◆ **Required work**: Transcribe all of the records precisely as they are presented.

◆ **Data section**:
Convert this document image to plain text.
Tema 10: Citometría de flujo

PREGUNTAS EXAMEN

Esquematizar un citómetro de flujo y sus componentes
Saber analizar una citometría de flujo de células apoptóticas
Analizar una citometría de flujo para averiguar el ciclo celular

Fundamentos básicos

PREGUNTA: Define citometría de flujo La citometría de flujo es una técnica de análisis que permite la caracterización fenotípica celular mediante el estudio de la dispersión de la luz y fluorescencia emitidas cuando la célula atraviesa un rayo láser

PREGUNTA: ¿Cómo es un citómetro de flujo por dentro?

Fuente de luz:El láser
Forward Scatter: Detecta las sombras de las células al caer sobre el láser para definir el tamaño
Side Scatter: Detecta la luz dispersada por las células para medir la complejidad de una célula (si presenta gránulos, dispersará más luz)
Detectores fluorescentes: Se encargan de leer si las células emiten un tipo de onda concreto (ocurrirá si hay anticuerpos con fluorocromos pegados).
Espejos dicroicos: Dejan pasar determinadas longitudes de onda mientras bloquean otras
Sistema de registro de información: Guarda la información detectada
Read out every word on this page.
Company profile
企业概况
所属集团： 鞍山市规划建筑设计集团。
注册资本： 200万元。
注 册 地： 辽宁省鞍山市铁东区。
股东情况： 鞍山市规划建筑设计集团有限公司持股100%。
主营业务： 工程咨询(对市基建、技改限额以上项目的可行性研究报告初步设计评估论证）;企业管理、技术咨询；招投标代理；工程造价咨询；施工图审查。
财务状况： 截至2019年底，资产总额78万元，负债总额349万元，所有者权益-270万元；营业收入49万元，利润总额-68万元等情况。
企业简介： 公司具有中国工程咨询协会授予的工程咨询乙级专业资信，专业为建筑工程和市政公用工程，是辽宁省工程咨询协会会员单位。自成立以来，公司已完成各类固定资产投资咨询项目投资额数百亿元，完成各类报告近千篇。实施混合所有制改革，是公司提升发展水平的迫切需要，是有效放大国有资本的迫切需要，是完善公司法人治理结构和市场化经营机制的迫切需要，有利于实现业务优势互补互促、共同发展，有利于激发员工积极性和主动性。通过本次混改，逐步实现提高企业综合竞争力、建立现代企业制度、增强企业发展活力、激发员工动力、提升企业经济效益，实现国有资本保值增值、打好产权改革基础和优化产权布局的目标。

◆ **Final result**:
Convert this document image to plain text.
Tema 10: Citometría de flujo

PREGUNTAS EXAMEN

Esquematizar un citómetro de flujo y sus componentes
Saber analizar una citometría de flujo de células apoptóticas
Analizar una citometría de flujo para averiguar el ciclo celular

Fundamentos básicos

PREGUNTA: Define citometría de flujo La citometría de flujo es una técnica de análisis que permite la caracterización fenotípica celular mediante el estudio de la dispersión de la luz y fluorescencia emitidas cuando la célula atraviesa un rayo láser

PREGUNTA: ¿Cómo es un citómetro de flujo por dentro?

Fuente de luz:El láser
Forward Scatter: Detecta las sombras de las células al caer sobre el láser para definir el tamaño
Side Scatter: Detecta la luz dispersada por las células para medir la complejidad de una célula (si presenta gránulos, dispersará más luz)
Detectores fluorescentes: Se encargan de leer si las células emiten un tipo de onda concreto (ocurrirá si hay anticuerpos con fluorocromos pegados).
Espejos dicroicos: Dejan pasar determinadas longitudes de onda mientras bloquean otras
Sistema de registro de información: Guarda la información detectada
Read out every word on this page.
Company profile
企业概况
所属集团： 鞍山市规划建筑设计集团。
注册资本： 200万元。
注 册 地： 辽宁省鞍山市铁东区。
股东情况： 鞍山市规划建筑设计集团有限公司持股100%。
主营业务： 工程咨询(对市基建、技改限额以上项目的可行性研究报告初步设计评估论证）;企业管理、技术咨询；招投标代理；工程造价咨询；施工图审查。
财务状况： 截至2019年底，资产总额78万元，负债总额349万元，所有者权益-270万元；营业收入49万元，利润总额-68万元等情况。
企业简介： 公司具有中国工程咨询协会授予的工程咨询乙级专业资信，专业为建筑工程和市政公用工程，是辽宁省工程咨询协会会员单位。自成立以来，公司已完成各类固定资产投资咨询项目投资额数百亿元，完成各类报告近千篇。实施混合所有制改革，是公司提升发展水平的迫切需要，是有效放大国有资本的迫切需要，是完善公司法人治理结构和市场化经营机制的迫切需要，有利于实现业务优势互补互促、共同发展，有利于激发员工积极性和主动性。通过本次混改，逐步实现提高企业综合竞争力、建立现代企业制度、增强企业发展活力、激发员工动力、提升企业经济效益，实现国有资本保值增值、打好产权改革基础和优化产权布局的目标。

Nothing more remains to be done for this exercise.